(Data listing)

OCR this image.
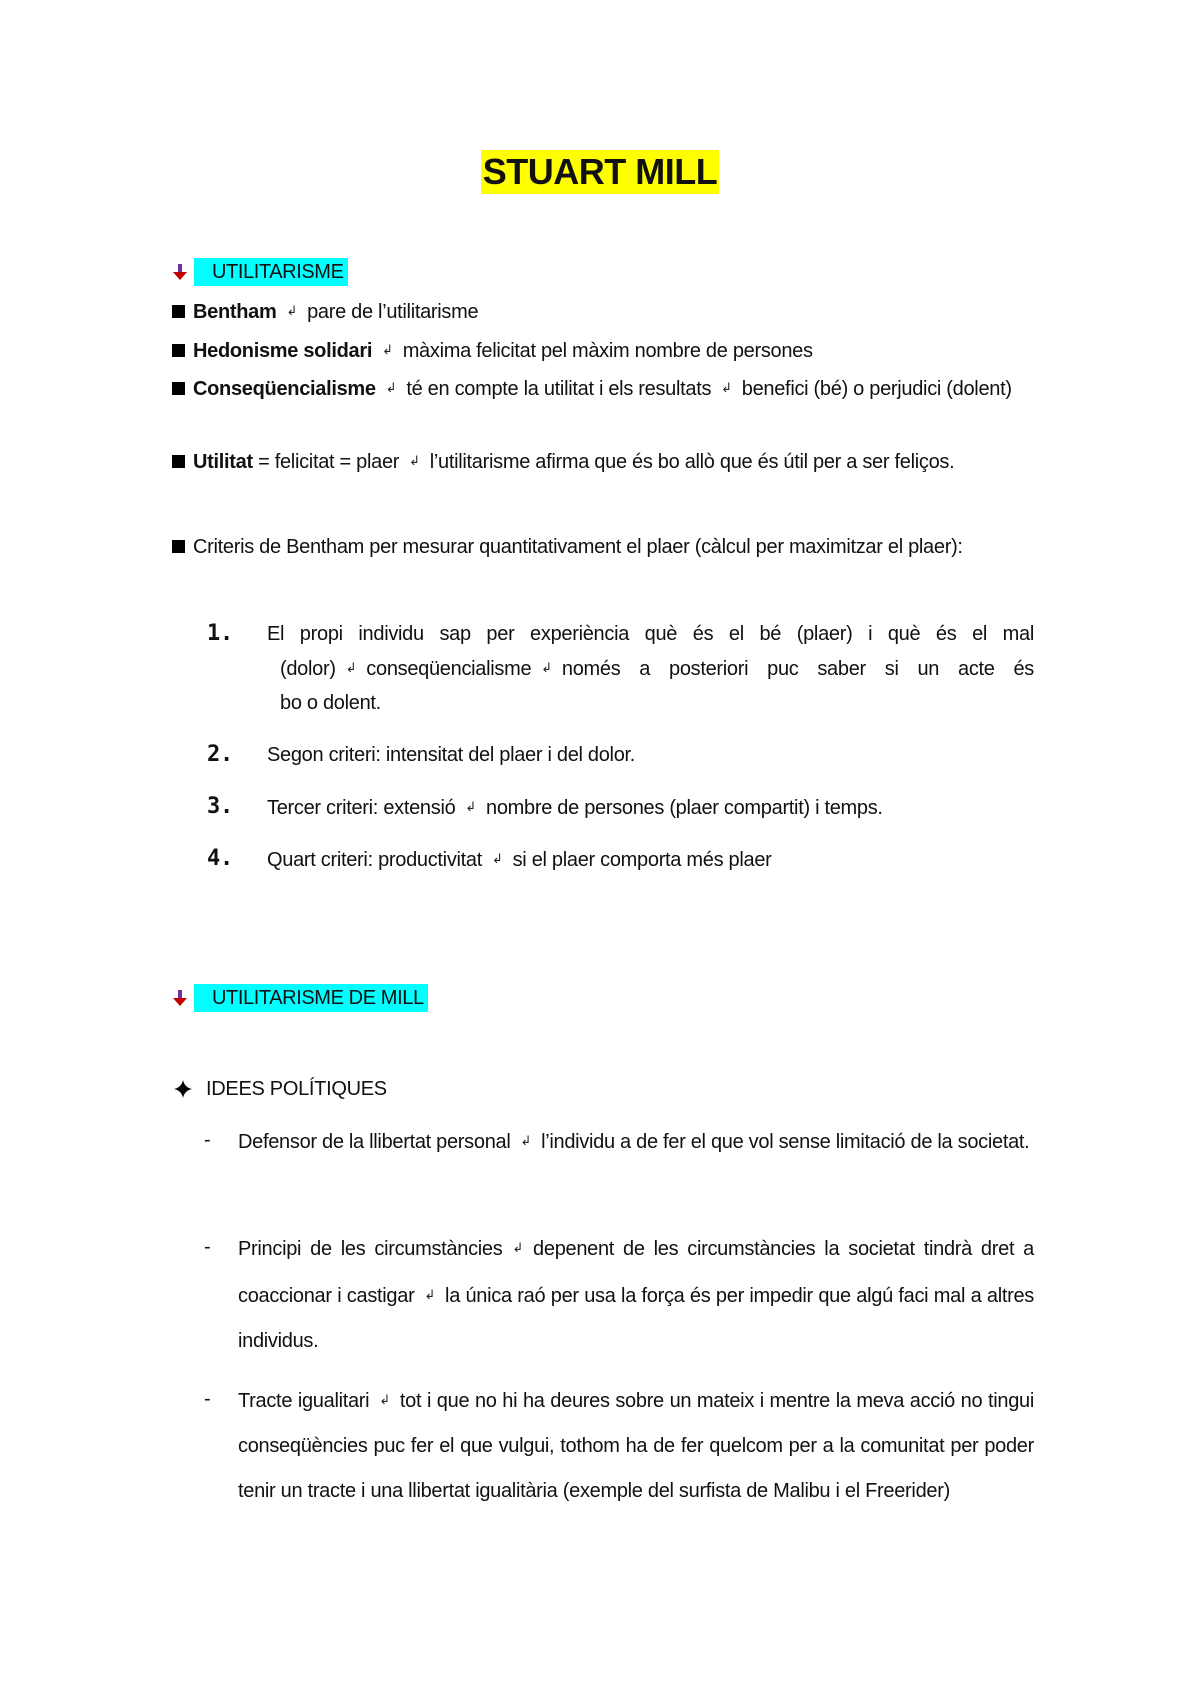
STUART MILL
UTILITARISME
Bentham ↲ pare de l’utilitarisme
Hedonisme solidari ↲ màxima felicitat pel màxim nombre de persones
Conseqüencialisme ↲ té en compte la utilitat i els resultats ↲ benefici (bé) o perjudici (dolent)
Utilitat = felicitat = plaer ↲ l’utilitarisme afirma que és bo allò que és útil per a ser feliços.
Criteris de Bentham per mesurar quantitativament el plaer (càlcul per maximitzar el plaer):
1.	El propi individu sap per experiència què és el bé (plaer) i què és el mal
(dolor) ↲ conseqüencialisme ↲ només a posteriori puc saber si un acte és
bo o dolent.
2.	Segon criteri: intensitat del plaer i del dolor.
3.	Tercer criteri: extensió ↲ nombre de persones (plaer compartit) i temps.
4.	Quart criteri: productivitat ↲ si el plaer comporta més plaer
UTILITARISME DE MILL
IDEES POLÍTIQUES
-	Defensor de la llibertat personal ↲ l’individu a de fer el que vol sense limitació de la societat.
-	Principi de les circumstàncies ↲ depenent de les circumstàncies la societat tindrà dret a coaccionar i castigar ↲ la única raó per usa la força és per impedir que algú faci mal a altres individus.
-	Tracte igualitari ↲ tot i que no hi ha deures sobre un mateix i mentre la meva acció no tingui conseqüències puc fer el que vulgui, tothom ha de fer quelcom per a la comunitat per poder tenir un tracte i una llibertat igualitària (exemple del surfista de Malibu i el Freerider)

- [Requirement]: Please transcribe the material above exactly as written. Leave the pictures out.

- [Response to this task]:
OCR this image.
STUART MILL
UTILITARISME
Bentham ↲ pare de l’utilitarisme
Hedonisme solidari ↲ màxima felicitat pel màxim nombre de persones
Conseqüencialisme ↲ té en compte la utilitat i els resultats ↲ benefici (bé) o perjudici (dolent)
Utilitat = felicitat = plaer ↲ l’utilitarisme afirma que és bo allò que és útil per a ser feliços.
Criteris de Bentham per mesurar quantitativament el plaer (càlcul per maximitzar el plaer):
1.	El propi individu sap per experiència què és el bé (plaer) i què és el mal
(dolor) ↲ conseqüencialisme ↲ només a posteriori puc saber si un acte és
bo o dolent.
2.	Segon criteri: intensitat del plaer i del dolor.
3.	Tercer criteri: extensió ↲ nombre de persones (plaer compartit) i temps.
4.	Quart criteri: productivitat ↲ si el plaer comporta més plaer
UTILITARISME DE MILL
IDEES POLÍTIQUES
-	Defensor de la llibertat personal ↲ l’individu a de fer el que vol sense limitació de la societat.
-	Principi de les circumstàncies ↲ depenent de les circumstàncies la societat tindrà dret a coaccionar i castigar ↲ la única raó per usa la força és per impedir que algú faci mal a altres individus.
-	Tracte igualitari ↲ tot i que no hi ha deures sobre un mateix i mentre la meva acció no tingui conseqüències puc fer el que vulgui, tothom ha de fer quelcom per a la comunitat per poder tenir un tracte i una llibertat igualitària (exemple del surfista de Malibu i el Freerider)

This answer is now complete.